▶
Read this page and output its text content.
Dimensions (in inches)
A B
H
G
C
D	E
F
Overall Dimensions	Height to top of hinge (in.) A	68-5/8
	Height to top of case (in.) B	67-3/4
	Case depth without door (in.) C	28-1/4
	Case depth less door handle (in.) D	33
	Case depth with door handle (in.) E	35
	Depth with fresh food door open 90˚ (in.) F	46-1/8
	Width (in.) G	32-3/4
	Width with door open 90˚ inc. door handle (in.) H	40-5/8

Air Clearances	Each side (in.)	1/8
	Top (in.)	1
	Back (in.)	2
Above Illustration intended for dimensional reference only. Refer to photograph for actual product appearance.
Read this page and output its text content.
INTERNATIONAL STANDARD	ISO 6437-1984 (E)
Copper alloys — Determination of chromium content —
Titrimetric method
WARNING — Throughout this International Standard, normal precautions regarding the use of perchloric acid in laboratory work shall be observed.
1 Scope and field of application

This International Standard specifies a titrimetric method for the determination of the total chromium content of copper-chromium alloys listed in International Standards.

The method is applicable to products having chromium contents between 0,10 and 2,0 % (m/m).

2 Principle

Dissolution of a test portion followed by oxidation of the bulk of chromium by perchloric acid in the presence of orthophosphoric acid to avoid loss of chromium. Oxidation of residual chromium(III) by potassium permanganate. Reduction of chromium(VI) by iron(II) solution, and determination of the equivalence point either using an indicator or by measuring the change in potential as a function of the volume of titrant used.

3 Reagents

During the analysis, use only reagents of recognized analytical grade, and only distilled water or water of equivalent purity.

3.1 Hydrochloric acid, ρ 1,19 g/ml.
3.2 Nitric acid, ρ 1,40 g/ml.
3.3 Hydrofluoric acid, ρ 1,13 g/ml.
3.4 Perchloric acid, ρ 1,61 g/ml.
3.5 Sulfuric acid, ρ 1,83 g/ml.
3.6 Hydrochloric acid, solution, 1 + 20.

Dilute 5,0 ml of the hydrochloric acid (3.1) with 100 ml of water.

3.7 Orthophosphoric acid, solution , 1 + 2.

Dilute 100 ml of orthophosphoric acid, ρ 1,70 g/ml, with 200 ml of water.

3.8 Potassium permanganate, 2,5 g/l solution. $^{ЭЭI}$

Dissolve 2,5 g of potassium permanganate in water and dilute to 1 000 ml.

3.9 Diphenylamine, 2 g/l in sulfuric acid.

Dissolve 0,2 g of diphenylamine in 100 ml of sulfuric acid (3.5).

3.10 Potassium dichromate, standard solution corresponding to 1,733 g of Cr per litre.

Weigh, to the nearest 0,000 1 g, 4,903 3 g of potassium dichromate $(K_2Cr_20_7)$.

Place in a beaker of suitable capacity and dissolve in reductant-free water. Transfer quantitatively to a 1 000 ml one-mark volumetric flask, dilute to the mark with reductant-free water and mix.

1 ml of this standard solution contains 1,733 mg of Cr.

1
◀
STATED GOAL> Copy every line in the listing above where the string "Dimensions" turns up.

EXERCISE OUTPUT>
Dimensions (in inches)
Overall Dimensions	Height to top of hinge (in.) A	68-5/8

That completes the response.